## begin Task inputs
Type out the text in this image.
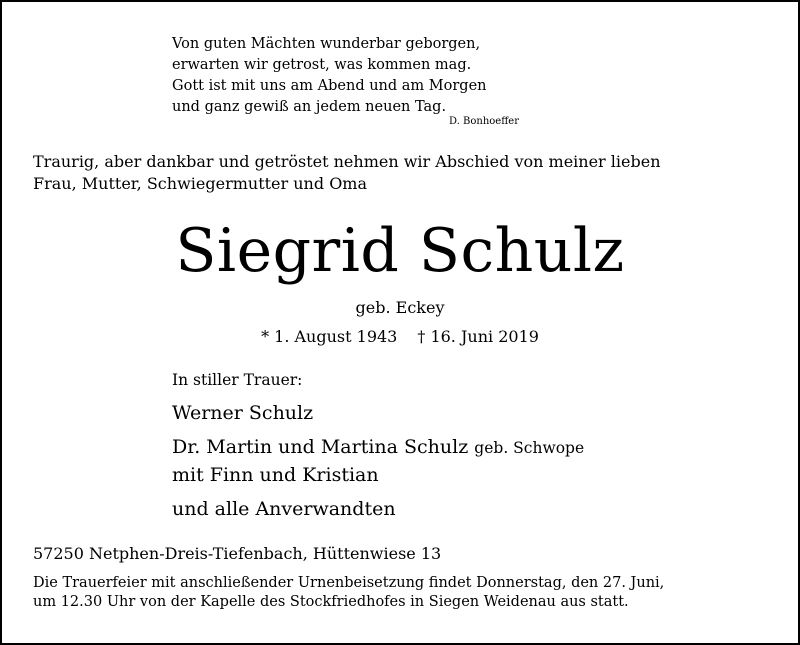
Von guten Mächten wunderbar geborgen,
erwarten wir getrost, was kommen mag.
Gott ist mit uns am Abend und am Morgen
und ganz gewiß an jedem neuen Tag.
D. Bonhoeffer
Traurig, aber dankbar und getröstet nehmen wir Abschied von meiner lieben
Frau, Mutter, Schwiegermutter und Oma
Siegrid Schulz
geb. Eckey
* 1. August 1943 † 16. Juni 2019
In stiller Trauer:
Werner Schulz
Dr. Martin und Martina Schulz geb. Schwope
mit Finn und Kristian
und alle Anverwandten
57250 Netphen-Dreis-Tiefenbach, Hüttenwiese 13
Die Trauerfeier mit anschließender Urnenbeisetzung findet Donnerstag, den 27. Juni,
um 12.30 Uhr von der Kapelle des Stockfriedhofes in Siegen Weidenau aus statt.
## end Task inputs
▶ **Written problem**: Output a faithful copy of the data, with each picture left out.

▶ **Answer to the task**:
Type out the text in this image.
Von guten Mächten wunderbar geborgen,
erwarten wir getrost, was kommen mag.
Gott ist mit uns am Abend und am Morgen
und ganz gewiß an jedem neuen Tag.
D. Bonhoeffer
Traurig, aber dankbar und getröstet nehmen wir Abschied von meiner lieben
Frau, Mutter, Schwiegermutter und Oma
Siegrid Schulz
geb. Eckey
* 1. August 1943 † 16. Juni 2019
In stiller Trauer:
Werner Schulz
Dr. Martin und Martina Schulz geb. Schwope
mit Finn und Kristian
und alle Anverwandten
57250 Netphen-Dreis-Tiefenbach, Hüttenwiese 13
Die Trauerfeier mit anschließender Urnenbeisetzung findet Donnerstag, den 27. Juni,
um 12.30 Uhr von der Kapelle des Stockfriedhofes in Siegen Weidenau aus statt.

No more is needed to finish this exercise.